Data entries
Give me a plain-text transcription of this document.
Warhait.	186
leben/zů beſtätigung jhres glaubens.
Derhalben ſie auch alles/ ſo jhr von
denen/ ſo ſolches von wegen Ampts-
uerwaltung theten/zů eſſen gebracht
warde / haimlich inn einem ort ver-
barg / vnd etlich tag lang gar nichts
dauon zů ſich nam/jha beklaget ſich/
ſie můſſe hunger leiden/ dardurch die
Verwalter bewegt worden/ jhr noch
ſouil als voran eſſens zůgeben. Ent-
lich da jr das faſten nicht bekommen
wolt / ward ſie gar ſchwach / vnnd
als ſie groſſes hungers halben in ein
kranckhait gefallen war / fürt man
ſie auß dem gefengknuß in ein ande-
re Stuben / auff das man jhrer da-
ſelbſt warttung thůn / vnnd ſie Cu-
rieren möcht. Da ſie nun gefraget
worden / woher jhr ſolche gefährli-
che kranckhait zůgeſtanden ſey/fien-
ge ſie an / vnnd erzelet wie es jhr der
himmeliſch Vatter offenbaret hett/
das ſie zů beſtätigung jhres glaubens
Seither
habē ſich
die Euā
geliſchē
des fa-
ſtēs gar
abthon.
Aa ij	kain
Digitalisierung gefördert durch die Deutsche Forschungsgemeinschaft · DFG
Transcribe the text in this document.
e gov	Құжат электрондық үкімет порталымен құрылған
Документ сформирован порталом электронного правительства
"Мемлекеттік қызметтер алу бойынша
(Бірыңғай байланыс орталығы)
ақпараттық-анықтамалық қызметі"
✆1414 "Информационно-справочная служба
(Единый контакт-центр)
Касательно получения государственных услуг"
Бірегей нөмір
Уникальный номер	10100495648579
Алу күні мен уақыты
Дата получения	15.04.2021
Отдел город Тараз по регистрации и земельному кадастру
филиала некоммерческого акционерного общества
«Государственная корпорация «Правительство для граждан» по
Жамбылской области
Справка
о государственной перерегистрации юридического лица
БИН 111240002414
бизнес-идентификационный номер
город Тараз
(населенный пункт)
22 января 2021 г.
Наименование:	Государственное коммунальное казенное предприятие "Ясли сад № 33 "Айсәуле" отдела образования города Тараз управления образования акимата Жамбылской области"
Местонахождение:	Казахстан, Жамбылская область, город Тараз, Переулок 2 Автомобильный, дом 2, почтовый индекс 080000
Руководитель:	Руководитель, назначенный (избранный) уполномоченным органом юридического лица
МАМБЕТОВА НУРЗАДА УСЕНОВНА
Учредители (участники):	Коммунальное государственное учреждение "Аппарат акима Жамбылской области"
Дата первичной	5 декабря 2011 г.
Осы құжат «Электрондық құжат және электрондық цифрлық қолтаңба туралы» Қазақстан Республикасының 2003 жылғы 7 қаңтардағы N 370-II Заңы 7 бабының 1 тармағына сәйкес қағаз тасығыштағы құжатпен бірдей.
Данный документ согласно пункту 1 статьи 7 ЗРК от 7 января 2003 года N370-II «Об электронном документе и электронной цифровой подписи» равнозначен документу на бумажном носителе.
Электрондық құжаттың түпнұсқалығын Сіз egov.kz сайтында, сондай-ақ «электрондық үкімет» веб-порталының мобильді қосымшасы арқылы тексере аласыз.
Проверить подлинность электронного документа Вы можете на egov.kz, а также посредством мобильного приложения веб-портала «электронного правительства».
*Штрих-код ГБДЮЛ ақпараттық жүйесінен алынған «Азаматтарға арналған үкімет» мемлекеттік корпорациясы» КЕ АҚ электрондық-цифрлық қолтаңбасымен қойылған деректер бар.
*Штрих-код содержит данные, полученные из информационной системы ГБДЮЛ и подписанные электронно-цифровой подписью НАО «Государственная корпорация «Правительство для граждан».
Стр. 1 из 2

EXERCISE |
All of the records must be retyped exactly as they are.

EXERCISE SOLUTION |
Give me a plain-text transcription of this document.
Warhait.	186
leben/zů beſtätigung jhres glaubens.
Derhalben ſie auch alles/ ſo jhr von
denen/ ſo ſolches von wegen Ampts-
uerwaltung theten/zů eſſen gebracht
warde / haimlich inn einem ort ver-
barg / vnd etlich tag lang gar nichts
dauon zů ſich nam/jha beklaget ſich/
ſie můſſe hunger leiden/ dardurch die
Verwalter bewegt worden/ jhr noch
ſouil als voran eſſens zůgeben. Ent-
lich da jr das faſten nicht bekommen
wolt / ward ſie gar ſchwach / vnnd
als ſie groſſes hungers halben in ein
kranckhait gefallen war / fürt man
ſie auß dem gefengknuß in ein ande-
re Stuben / auff das man jhrer da-
ſelbſt warttung thůn / vnnd ſie Cu-
rieren möcht. Da ſie nun gefraget
worden / woher jhr ſolche gefährli-
che kranckhait zůgeſtanden ſey/fien-
ge ſie an / vnnd erzelet wie es jhr der
himmeliſch Vatter offenbaret hett/
das ſie zů beſtätigung jhres glaubens
Seither
habē ſich
die Euā
geliſchē
des fa-
ſtēs gar
abthon.
Aa ij	kain
Digitalisierung gefördert durch die Deutsche Forschungsgemeinschaft · DFG
Transcribe the text in this document.
e gov	Құжат электрондық үкімет порталымен құрылған
Документ сформирован порталом электронного правительства
"Мемлекеттік қызметтер алу бойынша
(Бірыңғай байланыс орталығы)
ақпараттық-анықтамалық қызметі"
✆1414 "Информационно-справочная служба
(Единый контакт-центр)
Касательно получения государственных услуг"
Бірегей нөмір
Уникальный номер	10100495648579
Алу күні мен уақыты
Дата получения	15.04.2021
Отдел город Тараз по регистрации и земельному кадастру
филиала некоммерческого акционерного общества
«Государственная корпорация «Правительство для граждан» по
Жамбылской области
Справка
о государственной перерегистрации юридического лица
БИН 111240002414
бизнес-идентификационный номер
город Тараз
(населенный пункт)
22 января 2021 г.
Наименование:	Государственное коммунальное казенное предприятие "Ясли сад № 33 "Айсәуле" отдела образования города Тараз управления образования акимата Жамбылской области"
Местонахождение:	Казахстан, Жамбылская область, город Тараз, Переулок 2 Автомобильный, дом 2, почтовый индекс 080000
Руководитель:	Руководитель, назначенный (избранный) уполномоченным органом юридического лица
МАМБЕТОВА НУРЗАДА УСЕНОВНА
Учредители (участники):	Коммунальное государственное учреждение "Аппарат акима Жамбылской области"
Дата первичной	5 декабря 2011 г.
Осы құжат «Электрондық құжат және электрондық цифрлық қолтаңба туралы» Қазақстан Республикасының 2003 жылғы 7 қаңтардағы N 370-II Заңы 7 бабының 1 тармағына сәйкес қағаз тасығыштағы құжатпен бірдей.
Данный документ согласно пункту 1 статьи 7 ЗРК от 7 января 2003 года N370-II «Об электронном документе и электронной цифровой подписи» равнозначен документу на бумажном носителе.
Электрондық құжаттың түпнұсқалығын Сіз egov.kz сайтында, сондай-ақ «электрондық үкімет» веб-порталының мобильді қосымшасы арқылы тексере аласыз.
Проверить подлинность электронного документа Вы можете на egov.kz, а также посредством мобильного приложения веб-портала «электронного правительства».
*Штрих-код ГБДЮЛ ақпараттық жүйесінен алынған «Азаматтарға арналған үкімет» мемлекеттік корпорациясы» КЕ АҚ электрондық-цифрлық қолтаңбасымен қойылған деректер бар.
*Штрих-код содержит данные, полученные из информационной системы ГБДЮЛ и подписанные электронно-цифровой подписью НАО «Государственная корпорация «Правительство для граждан».
Стр. 1 из 2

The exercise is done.